▶ To do: Look over the entries that follow. Report how many lines contain "Cases", with nothing else.

▶ Extracted information:
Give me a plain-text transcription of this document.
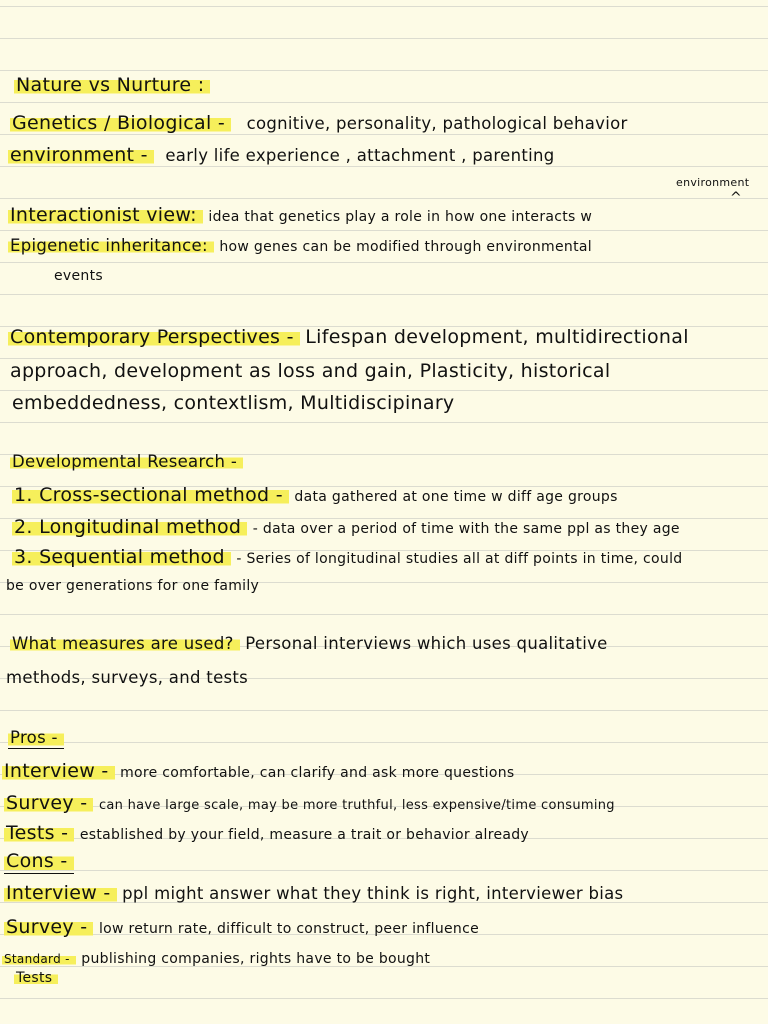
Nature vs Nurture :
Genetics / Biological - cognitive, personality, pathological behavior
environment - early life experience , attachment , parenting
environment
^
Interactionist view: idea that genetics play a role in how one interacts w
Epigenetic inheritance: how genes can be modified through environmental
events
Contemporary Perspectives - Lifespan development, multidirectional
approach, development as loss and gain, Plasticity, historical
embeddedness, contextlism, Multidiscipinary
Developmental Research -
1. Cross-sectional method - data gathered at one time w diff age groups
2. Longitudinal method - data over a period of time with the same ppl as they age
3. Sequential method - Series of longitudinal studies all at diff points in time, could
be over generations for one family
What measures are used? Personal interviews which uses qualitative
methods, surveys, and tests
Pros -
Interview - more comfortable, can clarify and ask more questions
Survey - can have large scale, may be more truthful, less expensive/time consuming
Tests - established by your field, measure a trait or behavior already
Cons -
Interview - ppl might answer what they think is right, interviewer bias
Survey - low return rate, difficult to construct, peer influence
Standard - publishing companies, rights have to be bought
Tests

...

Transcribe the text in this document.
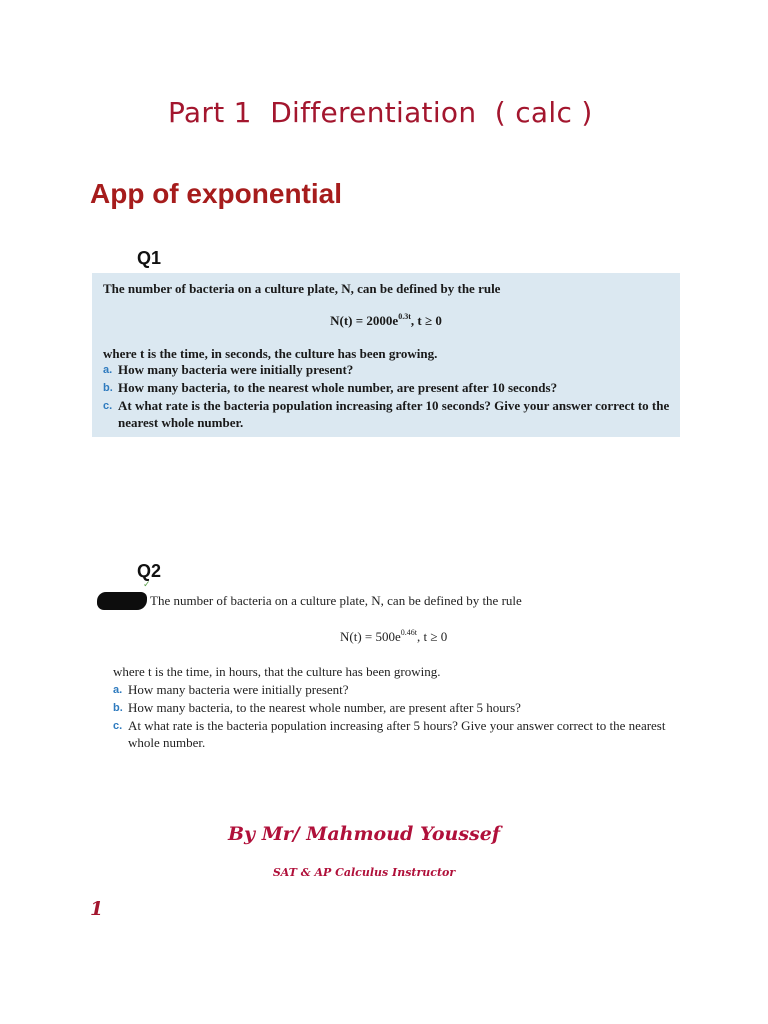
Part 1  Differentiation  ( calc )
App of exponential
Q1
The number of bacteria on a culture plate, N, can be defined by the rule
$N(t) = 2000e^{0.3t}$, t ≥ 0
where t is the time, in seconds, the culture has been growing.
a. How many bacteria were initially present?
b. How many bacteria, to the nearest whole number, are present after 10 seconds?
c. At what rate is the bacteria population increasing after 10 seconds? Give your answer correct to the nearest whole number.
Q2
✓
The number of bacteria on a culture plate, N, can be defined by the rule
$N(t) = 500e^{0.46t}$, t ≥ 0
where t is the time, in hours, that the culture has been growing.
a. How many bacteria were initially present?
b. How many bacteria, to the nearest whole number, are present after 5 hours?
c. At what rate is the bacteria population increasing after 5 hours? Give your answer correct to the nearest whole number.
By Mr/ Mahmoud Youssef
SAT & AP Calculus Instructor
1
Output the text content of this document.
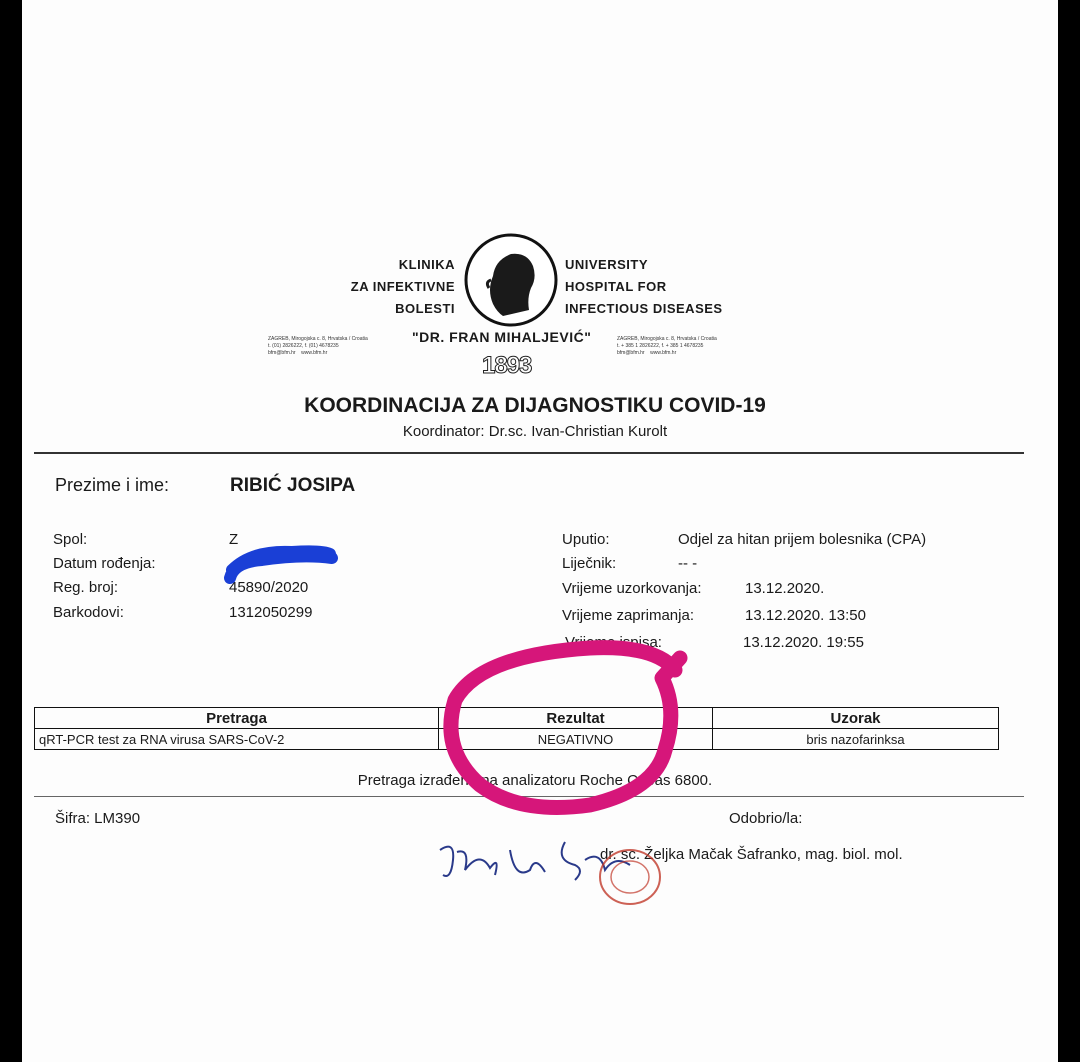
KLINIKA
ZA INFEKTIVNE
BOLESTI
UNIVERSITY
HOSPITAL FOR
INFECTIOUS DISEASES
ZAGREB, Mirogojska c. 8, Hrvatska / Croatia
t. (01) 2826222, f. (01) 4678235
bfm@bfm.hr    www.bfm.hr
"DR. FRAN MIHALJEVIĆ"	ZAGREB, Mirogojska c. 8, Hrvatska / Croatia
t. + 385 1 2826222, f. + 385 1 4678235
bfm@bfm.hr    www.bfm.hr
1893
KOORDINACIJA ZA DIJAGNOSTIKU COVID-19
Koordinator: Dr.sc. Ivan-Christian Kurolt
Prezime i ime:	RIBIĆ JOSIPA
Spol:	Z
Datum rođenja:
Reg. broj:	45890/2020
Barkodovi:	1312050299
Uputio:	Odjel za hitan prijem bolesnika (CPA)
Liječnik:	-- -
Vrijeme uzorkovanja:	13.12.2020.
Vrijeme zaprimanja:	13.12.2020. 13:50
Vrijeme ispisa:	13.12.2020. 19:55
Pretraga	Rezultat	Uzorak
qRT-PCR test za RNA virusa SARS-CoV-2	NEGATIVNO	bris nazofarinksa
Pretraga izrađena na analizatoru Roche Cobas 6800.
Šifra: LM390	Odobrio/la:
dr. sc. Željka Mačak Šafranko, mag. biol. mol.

==

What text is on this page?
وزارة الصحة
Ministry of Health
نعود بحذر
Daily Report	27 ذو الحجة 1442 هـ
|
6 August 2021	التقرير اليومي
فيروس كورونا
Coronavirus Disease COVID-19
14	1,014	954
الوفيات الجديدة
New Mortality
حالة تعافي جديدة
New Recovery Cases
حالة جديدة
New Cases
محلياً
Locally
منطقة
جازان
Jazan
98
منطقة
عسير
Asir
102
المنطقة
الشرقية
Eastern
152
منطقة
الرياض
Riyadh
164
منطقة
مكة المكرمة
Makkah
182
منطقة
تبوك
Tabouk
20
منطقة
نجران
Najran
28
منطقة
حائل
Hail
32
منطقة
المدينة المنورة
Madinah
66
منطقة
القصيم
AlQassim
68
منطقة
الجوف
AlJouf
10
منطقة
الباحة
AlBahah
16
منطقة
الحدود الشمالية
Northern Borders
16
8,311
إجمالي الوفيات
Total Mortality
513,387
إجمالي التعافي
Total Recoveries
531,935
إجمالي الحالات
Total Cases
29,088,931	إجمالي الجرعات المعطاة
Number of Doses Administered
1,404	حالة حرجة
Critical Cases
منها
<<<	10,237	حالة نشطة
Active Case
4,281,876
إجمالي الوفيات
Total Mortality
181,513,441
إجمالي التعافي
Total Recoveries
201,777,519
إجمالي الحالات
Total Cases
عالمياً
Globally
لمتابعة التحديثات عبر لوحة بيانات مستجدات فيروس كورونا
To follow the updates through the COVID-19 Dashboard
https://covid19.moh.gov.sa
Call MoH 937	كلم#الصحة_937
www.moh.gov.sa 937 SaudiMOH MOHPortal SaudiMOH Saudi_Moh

▶ Exercise result: 5